◆ Required work ◆
Output the data below in full, character for character.
★ ★ ★ ★
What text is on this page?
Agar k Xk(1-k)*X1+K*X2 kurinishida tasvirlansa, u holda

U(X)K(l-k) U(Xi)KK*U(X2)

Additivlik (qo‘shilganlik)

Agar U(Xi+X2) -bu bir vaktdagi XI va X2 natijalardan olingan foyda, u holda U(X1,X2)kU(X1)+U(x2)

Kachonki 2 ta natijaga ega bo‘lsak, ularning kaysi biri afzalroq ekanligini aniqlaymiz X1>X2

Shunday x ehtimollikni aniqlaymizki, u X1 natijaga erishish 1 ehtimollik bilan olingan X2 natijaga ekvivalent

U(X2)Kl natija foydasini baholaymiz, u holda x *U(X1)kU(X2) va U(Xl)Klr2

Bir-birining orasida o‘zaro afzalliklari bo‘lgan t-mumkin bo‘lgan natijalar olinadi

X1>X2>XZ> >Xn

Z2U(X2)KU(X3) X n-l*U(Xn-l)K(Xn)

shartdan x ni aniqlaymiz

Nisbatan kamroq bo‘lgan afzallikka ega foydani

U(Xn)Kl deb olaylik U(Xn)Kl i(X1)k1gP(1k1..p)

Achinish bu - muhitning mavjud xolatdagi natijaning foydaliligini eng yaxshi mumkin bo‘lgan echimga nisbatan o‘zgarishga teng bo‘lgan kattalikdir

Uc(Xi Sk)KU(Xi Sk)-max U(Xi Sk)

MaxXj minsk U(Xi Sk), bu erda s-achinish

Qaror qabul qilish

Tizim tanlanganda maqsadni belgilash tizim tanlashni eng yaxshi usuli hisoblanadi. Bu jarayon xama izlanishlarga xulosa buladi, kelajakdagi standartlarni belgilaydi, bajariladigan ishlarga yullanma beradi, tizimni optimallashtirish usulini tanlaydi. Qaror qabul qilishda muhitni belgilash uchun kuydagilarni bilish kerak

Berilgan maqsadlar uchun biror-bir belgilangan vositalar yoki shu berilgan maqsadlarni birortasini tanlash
★ ★ ★ ★
◆ Result below ◆
What text is on this page?
Agar k Xk(1-k)*X1+K*X2 kurinishida tasvirlansa, u holda

U(X)K(l-k) U(Xi)KK*U(X2)

Additivlik (qo‘shilganlik)

Agar U(Xi+X2) -bu bir vaktdagi XI va X2 natijalardan olingan foyda, u holda U(X1,X2)kU(X1)+U(x2)

Kachonki 2 ta natijaga ega bo‘lsak, ularning kaysi biri afzalroq ekanligini aniqlaymiz X1>X2

Shunday x ehtimollikni aniqlaymizki, u X1 natijaga erishish 1 ehtimollik bilan olingan X2 natijaga ekvivalent

U(X2)Kl natija foydasini baholaymiz, u holda x *U(X1)kU(X2) va U(Xl)Klr2

Bir-birining orasida o‘zaro afzalliklari bo‘lgan t-mumkin bo‘lgan natijalar olinadi

X1>X2>XZ> >Xn

Z2U(X2)KU(X3) X n-l*U(Xn-l)K(Xn)

shartdan x ni aniqlaymiz

Nisbatan kamroq bo‘lgan afzallikka ega foydani

U(Xn)Kl deb olaylik U(Xn)Kl i(X1)k1gP(1k1..p)

Achinish bu - muhitning mavjud xolatdagi natijaning foydaliligini eng yaxshi mumkin bo‘lgan echimga nisbatan o‘zgarishga teng bo‘lgan kattalikdir

Uc(Xi Sk)KU(Xi Sk)-max U(Xi Sk)

MaxXj minsk U(Xi Sk), bu erda s-achinish

Qaror qabul qilish

Tizim tanlanganda maqsadni belgilash tizim tanlashni eng yaxshi usuli hisoblanadi. Bu jarayon xama izlanishlarga xulosa buladi, kelajakdagi standartlarni belgilaydi, bajariladigan ishlarga yullanma beradi, tizimni optimallashtirish usulini tanlaydi. Qaror qabul qilishda muhitni belgilash uchun kuydagilarni bilish kerak

Berilgan maqsadlar uchun biror-bir belgilangan vositalar yoki shu berilgan maqsadlarni birortasini tanlash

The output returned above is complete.